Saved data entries
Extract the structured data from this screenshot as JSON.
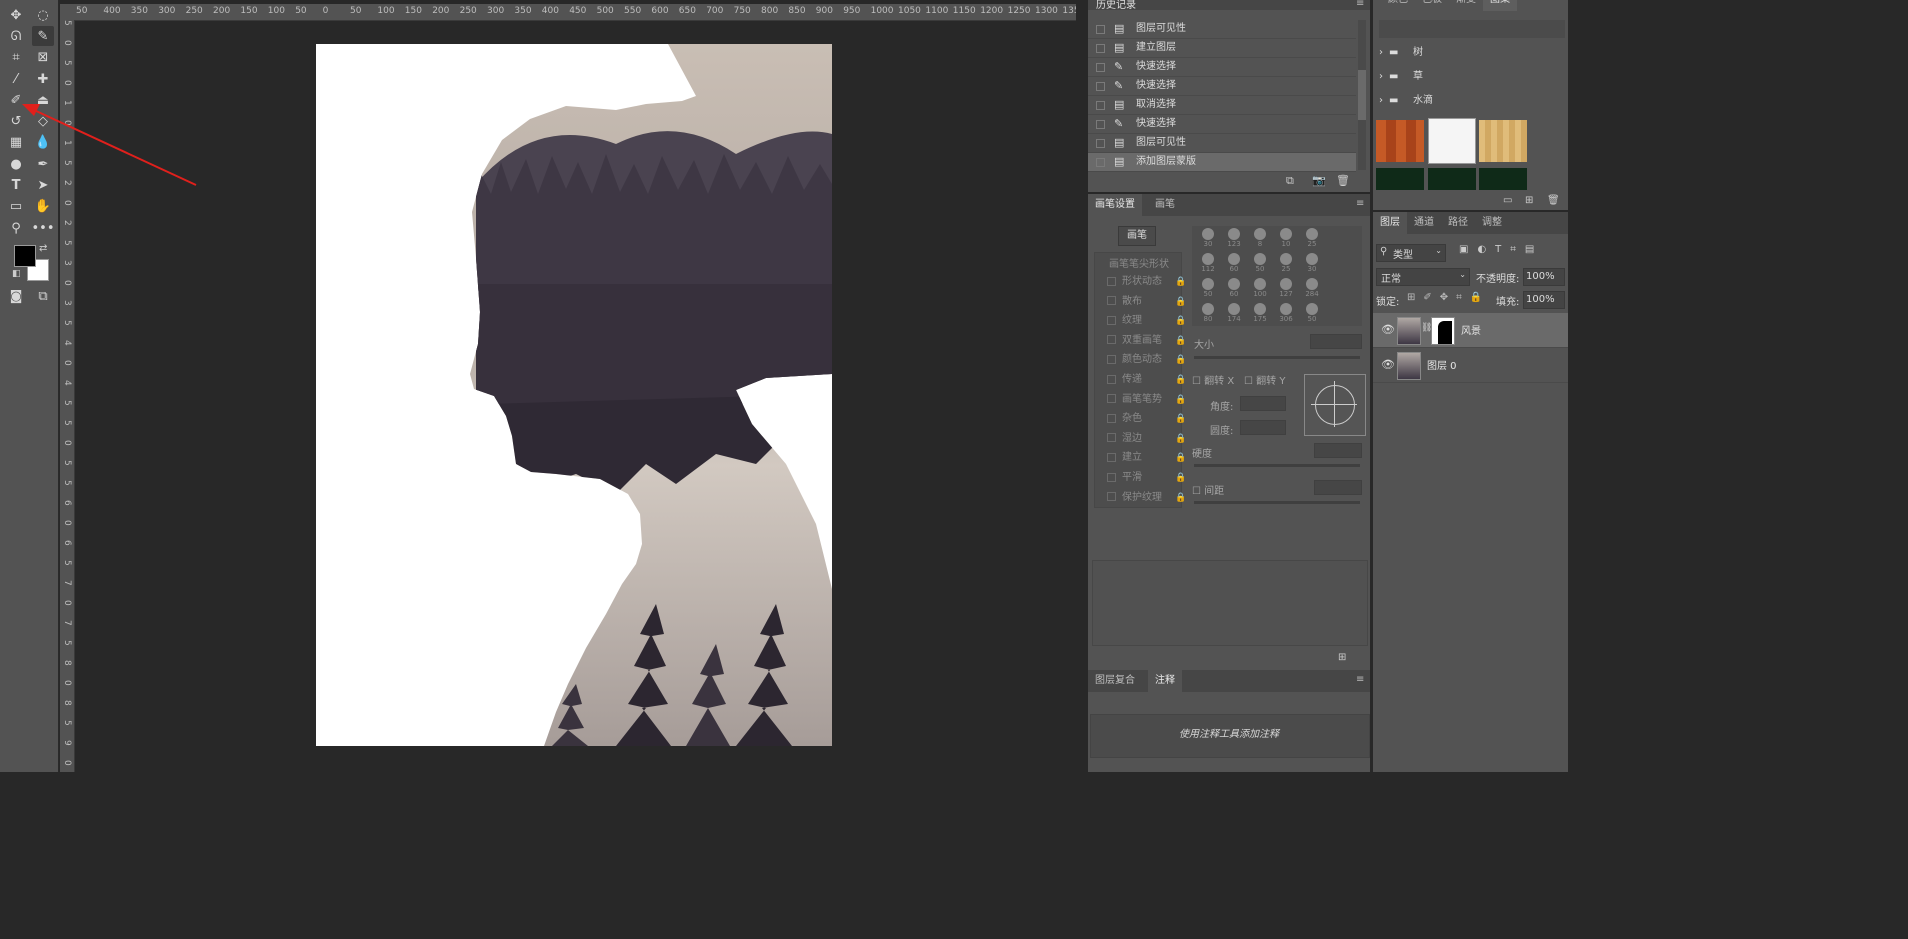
{
  "ruler_top": [
    "50",
    "400",
    "350",
    "300",
    "250",
    "200",
    "150",
    "100",
    "50",
    "0",
    "50",
    "100",
    "150",
    "200",
    "250",
    "300",
    "350",
    "400",
    "450",
    "500",
    "550",
    "600",
    "650",
    "700",
    "750",
    "800",
    "850",
    "900",
    "950",
    "1000",
    "1050",
    "1100",
    "1150",
    "1200",
    "1250",
    "1300",
    "1350"
  ],
  "ruler_left": [
    "5",
    "0",
    "5",
    "0",
    "1",
    "0",
    "1",
    "5",
    "2",
    "0",
    "2",
    "5",
    "3",
    "0",
    "3",
    "5",
    "4",
    "0",
    "4",
    "5",
    "5",
    "0",
    "5",
    "5",
    "6",
    "0",
    "6",
    "5",
    "7",
    "0",
    "7",
    "5",
    "8",
    "0",
    "8",
    "5",
    "9",
    "0"
  ],
  "history": {
    "title": "历史记录",
    "items": [
      {
        "label": "图层可见性",
        "icon": "doc-icon"
      },
      {
        "label": "建立图层",
        "icon": "doc-icon"
      },
      {
        "label": "快速选择",
        "icon": "quick-select-icon"
      },
      {
        "label": "快速选择",
        "icon": "quick-select-icon"
      },
      {
        "label": "取消选择",
        "icon": "doc-icon"
      },
      {
        "label": "快速选择",
        "icon": "quick-select-icon"
      },
      {
        "label": "图层可见性",
        "icon": "doc-icon"
      },
      {
        "label": "添加图层蒙版",
        "icon": "doc-icon",
        "selected": true
      }
    ]
  },
  "swatches_panel": {
    "tabs": [
      "颜色",
      "色板",
      "渐变",
      "图案"
    ],
    "active_tab": "图案",
    "folders": [
      "树",
      "草",
      "水滴"
    ]
  },
  "brush_settings": {
    "tabs": [
      "画笔设置",
      "画笔"
    ],
    "brush_button": "画笔",
    "tip_shape": "画笔笔尖形状",
    "options": [
      "形状动态",
      "散布",
      "纹理",
      "双重画笔",
      "颜色动态",
      "传递",
      "画笔笔势",
      "杂色",
      "湿边",
      "建立",
      "平滑",
      "保护纹理"
    ],
    "brush_sizes": [
      "30",
      "123",
      "8",
      "10",
      "25",
      "112",
      "60",
      "50",
      "25",
      "30",
      "50",
      "60",
      "100",
      "127",
      "284",
      "80",
      "174",
      "175",
      "306",
      "50"
    ],
    "size_label": "大小",
    "flip_x": "翻转 X",
    "flip_y": "翻转 Y",
    "angle_label": "角度:",
    "roundness_label": "圆度:",
    "hardness_label": "硬度",
    "spacing_label": "间距"
  },
  "layers_panel": {
    "tabs": [
      "图层",
      "通道",
      "路径",
      "调整"
    ],
    "active_tab": "图层",
    "filter_type": "类型",
    "blend_mode": "正常",
    "opacity_label": "不透明度:",
    "opacity_value": "100%",
    "lock_label": "锁定:",
    "fill_label": "填充:",
    "fill_value": "100%",
    "layers": [
      {
        "name": "风景",
        "selected": true,
        "has_mask": true
      },
      {
        "name": "图层 0",
        "selected": false,
        "has_mask": false
      }
    ]
  },
  "comps_panel": {
    "tabs": [
      "图层复合",
      "注释"
    ],
    "active_tab": "注释",
    "hint": "使用注释工具添加注释"
  },
  "colors": {
    "foreground": "#000000",
    "background": "#ffffff",
    "annotation_arrow": "#e0201c"
  }
}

- [REQUIREMENTS] Select all lines with the word "true" from the entries above.

- [SOLUTION]
        "selected": true
        "selected": true,
        "has_mask": true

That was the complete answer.